Stored data
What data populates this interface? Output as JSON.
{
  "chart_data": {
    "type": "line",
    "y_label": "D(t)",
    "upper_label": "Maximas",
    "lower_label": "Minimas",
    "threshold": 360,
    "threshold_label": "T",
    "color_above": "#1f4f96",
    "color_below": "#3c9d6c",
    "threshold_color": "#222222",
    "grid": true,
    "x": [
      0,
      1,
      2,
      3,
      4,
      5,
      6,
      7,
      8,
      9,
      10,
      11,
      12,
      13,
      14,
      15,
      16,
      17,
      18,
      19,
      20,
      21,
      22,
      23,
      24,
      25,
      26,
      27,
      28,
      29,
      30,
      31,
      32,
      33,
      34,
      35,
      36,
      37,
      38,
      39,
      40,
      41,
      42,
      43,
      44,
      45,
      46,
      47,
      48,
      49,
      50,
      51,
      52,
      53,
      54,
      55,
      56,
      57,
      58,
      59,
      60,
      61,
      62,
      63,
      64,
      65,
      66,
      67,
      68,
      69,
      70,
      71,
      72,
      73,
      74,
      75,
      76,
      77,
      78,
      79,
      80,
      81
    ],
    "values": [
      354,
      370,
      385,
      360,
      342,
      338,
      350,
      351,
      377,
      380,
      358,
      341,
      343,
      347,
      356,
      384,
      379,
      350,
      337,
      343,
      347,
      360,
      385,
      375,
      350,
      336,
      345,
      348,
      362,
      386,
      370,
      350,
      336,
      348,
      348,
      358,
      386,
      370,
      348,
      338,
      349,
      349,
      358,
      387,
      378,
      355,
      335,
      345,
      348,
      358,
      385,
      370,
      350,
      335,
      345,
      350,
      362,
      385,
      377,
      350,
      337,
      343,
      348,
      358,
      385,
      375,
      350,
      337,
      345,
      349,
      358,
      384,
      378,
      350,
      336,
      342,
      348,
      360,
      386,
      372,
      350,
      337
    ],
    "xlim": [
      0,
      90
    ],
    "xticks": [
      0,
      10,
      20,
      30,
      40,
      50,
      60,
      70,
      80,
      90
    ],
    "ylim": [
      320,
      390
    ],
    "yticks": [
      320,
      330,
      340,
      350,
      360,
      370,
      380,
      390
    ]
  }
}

▶ Your task:
Go through the data and return every record exactly.

▶ Result:
What data populates this interface? Output as JSON.
{
  "chart_data": {
    "type": "line",
    "y_label": "D(t)",
    "upper_label": "Maximas",
    "lower_label": "Minimas",
    "threshold": 360,
    "threshold_label": "T",
    "color_above": "#1f4f96",
    "color_below": "#3c9d6c",
    "threshold_color": "#222222",
    "grid": true,
    "x": [
      0,
      1,
      2,
      3,
      4,
      5,
      6,
      7,
      8,
      9,
      10,
      11,
      12,
      13,
      14,
      15,
      16,
      17,
      18,
      19,
      20,
      21,
      22,
      23,
      24,
      25,
      26,
      27,
      28,
      29,
      30,
      31,
      32,
      33,
      34,
      35,
      36,
      37,
      38,
      39,
      40,
      41,
      42,
      43,
      44,
      45,
      46,
      47,
      48,
      49,
      50,
      51,
      52,
      53,
      54,
      55,
      56,
      57,
      58,
      59,
      60,
      61,
      62,
      63,
      64,
      65,
      66,
      67,
      68,
      69,
      70,
      71,
      72,
      73,
      74,
      75,
      76,
      77,
      78,
      79,
      80,
      81
    ],
    "values": [
      354,
      370,
      385,
      360,
      342,
      338,
      350,
      351,
      377,
      380,
      358,
      341,
      343,
      347,
      356,
      384,
      379,
      350,
      337,
      343,
      347,
      360,
      385,
      375,
      350,
      336,
      345,
      348,
      362,
      386,
      370,
      350,
      336,
      348,
      348,
      358,
      386,
      370,
      348,
      338,
      349,
      349,
      358,
      387,
      378,
      355,
      335,
      345,
      348,
      358,
      385,
      370,
      350,
      335,
      345,
      350,
      362,
      385,
      377,
      350,
      337,
      343,
      348,
      358,
      385,
      375,
      350,
      337,
      345,
      349,
      358,
      384,
      378,
      350,
      336,
      342,
      348,
      360,
      386,
      372,
      350,
      337
    ],
    "xlim": [
      0,
      90
    ],
    "xticks": [
      0,
      10,
      20,
      30,
      40,
      50,
      60,
      70,
      80,
      90
    ],
    "ylim": [
      320,
      390
    ],
    "yticks": [
      320,
      330,
      340,
      350,
      360,
      370,
      380,
      390
    ]
  }
}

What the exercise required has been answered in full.